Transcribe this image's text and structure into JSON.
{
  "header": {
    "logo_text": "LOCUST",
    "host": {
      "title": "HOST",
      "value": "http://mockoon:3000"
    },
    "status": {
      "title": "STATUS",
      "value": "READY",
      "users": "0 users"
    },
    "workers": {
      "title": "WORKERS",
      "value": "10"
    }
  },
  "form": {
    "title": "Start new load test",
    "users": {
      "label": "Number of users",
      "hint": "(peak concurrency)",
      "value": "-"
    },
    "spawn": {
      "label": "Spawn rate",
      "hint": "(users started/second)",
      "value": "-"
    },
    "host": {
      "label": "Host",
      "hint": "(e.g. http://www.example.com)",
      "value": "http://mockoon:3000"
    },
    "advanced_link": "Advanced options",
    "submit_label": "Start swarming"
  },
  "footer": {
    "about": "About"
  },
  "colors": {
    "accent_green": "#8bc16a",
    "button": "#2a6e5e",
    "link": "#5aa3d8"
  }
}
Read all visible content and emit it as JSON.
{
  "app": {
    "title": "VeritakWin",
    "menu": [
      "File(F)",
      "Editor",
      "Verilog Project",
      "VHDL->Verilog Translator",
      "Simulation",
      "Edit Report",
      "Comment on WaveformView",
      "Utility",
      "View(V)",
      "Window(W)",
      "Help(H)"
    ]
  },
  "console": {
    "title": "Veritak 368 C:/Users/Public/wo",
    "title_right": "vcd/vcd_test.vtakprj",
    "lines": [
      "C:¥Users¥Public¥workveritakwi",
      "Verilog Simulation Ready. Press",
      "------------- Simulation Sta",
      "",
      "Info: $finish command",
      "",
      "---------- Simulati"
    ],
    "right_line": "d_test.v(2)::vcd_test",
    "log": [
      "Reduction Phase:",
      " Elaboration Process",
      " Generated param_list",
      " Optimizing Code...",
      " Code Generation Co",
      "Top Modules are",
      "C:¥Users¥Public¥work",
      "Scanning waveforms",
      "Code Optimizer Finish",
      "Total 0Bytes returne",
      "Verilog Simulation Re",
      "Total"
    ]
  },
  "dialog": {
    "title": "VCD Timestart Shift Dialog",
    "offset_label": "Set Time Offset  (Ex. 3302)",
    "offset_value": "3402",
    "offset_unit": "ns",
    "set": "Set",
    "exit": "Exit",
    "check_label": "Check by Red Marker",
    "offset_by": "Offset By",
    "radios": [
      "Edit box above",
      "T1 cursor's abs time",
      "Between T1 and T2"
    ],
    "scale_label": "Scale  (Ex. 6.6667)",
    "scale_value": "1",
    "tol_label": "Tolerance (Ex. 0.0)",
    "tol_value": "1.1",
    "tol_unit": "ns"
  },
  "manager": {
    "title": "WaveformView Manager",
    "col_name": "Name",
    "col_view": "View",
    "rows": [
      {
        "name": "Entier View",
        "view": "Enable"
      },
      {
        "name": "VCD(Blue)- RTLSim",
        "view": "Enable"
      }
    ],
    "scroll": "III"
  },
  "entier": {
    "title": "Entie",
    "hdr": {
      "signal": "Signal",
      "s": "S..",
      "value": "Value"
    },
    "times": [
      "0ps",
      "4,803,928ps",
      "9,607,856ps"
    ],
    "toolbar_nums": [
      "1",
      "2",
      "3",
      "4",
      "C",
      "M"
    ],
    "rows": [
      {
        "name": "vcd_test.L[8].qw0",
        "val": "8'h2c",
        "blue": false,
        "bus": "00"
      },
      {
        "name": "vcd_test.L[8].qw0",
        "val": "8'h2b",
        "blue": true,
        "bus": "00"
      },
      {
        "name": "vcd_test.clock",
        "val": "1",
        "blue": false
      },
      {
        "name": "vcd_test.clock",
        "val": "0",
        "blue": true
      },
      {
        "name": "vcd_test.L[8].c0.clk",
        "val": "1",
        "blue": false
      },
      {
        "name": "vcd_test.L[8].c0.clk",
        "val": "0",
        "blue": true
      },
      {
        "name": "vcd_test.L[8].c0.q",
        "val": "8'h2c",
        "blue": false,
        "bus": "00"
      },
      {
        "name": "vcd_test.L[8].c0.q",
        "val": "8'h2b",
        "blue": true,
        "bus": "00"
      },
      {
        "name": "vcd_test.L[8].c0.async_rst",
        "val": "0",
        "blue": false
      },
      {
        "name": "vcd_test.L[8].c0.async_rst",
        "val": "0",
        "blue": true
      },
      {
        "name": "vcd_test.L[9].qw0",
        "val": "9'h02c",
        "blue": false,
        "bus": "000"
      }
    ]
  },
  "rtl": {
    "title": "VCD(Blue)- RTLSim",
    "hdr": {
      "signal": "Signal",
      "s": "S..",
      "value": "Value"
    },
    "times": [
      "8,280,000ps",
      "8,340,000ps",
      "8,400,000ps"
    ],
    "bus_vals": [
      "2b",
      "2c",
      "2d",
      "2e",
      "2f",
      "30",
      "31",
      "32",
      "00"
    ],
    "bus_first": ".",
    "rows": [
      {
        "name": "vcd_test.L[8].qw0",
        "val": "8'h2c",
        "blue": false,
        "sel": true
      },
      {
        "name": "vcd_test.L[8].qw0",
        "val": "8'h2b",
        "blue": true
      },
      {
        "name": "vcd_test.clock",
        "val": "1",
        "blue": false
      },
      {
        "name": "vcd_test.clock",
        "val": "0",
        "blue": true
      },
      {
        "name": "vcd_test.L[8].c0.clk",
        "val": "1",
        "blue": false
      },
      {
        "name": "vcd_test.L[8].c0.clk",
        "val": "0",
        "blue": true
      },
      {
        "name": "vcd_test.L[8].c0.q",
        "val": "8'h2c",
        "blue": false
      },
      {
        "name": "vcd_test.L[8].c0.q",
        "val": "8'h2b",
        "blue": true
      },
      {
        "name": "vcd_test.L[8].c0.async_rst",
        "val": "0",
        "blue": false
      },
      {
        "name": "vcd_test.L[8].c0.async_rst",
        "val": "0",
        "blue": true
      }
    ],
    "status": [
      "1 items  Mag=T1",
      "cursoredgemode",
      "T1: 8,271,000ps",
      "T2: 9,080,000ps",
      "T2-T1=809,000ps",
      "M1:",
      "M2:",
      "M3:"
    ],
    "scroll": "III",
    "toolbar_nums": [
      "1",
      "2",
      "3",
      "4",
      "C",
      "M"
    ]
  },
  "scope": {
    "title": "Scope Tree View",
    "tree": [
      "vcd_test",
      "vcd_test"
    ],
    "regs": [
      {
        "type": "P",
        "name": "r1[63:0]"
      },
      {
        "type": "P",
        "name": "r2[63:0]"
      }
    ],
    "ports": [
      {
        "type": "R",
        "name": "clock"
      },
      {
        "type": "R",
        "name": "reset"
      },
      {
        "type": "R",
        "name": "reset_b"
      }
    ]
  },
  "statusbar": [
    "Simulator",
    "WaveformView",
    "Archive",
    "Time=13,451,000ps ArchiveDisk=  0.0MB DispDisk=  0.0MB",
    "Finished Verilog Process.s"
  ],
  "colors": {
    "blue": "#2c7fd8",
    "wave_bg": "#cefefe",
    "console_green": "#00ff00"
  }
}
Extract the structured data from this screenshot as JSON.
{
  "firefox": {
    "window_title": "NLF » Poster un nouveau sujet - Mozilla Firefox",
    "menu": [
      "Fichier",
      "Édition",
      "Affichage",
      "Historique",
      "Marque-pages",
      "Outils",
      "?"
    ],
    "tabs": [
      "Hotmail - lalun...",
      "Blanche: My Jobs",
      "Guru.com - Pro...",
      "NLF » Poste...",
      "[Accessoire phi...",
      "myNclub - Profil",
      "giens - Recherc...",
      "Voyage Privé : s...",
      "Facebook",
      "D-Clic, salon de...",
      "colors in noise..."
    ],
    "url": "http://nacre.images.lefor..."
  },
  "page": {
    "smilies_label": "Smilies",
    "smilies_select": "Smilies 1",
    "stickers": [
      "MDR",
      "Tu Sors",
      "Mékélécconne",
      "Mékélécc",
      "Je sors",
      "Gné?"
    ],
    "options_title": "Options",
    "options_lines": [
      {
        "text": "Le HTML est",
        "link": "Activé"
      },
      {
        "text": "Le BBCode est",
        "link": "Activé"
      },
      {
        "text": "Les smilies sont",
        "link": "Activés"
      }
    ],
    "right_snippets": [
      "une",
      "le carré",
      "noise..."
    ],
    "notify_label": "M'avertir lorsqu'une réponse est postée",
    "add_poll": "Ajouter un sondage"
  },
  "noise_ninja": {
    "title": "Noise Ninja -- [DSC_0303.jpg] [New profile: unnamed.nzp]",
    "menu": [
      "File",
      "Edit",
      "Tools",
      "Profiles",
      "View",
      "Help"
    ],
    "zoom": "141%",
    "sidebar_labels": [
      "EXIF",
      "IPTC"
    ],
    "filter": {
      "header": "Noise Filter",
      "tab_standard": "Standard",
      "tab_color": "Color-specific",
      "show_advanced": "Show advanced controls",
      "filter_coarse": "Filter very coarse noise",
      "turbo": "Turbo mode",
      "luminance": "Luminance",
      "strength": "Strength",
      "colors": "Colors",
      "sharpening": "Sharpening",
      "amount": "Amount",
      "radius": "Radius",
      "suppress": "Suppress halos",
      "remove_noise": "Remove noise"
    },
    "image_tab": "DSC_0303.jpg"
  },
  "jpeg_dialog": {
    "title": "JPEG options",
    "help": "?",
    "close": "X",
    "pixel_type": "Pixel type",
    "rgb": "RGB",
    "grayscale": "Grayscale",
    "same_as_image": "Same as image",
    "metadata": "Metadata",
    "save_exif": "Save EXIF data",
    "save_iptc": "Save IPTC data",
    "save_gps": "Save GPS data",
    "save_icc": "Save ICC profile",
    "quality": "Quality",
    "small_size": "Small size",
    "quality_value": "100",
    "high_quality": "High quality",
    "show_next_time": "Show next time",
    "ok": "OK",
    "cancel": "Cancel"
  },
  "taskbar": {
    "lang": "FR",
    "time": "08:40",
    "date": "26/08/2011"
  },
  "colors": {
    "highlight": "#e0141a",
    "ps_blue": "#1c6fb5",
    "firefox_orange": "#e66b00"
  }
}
- - -
### EXERCISE OBJECTIVE:
Report all lines of the data above that include the string "Public".

### EXERCISE RESULT:
    "title": "Veritak 368 C:/Users/Public/wo",
      "C:¥Users¥Public¥workveritakwi",
      "C:¥Users¥Public¥work",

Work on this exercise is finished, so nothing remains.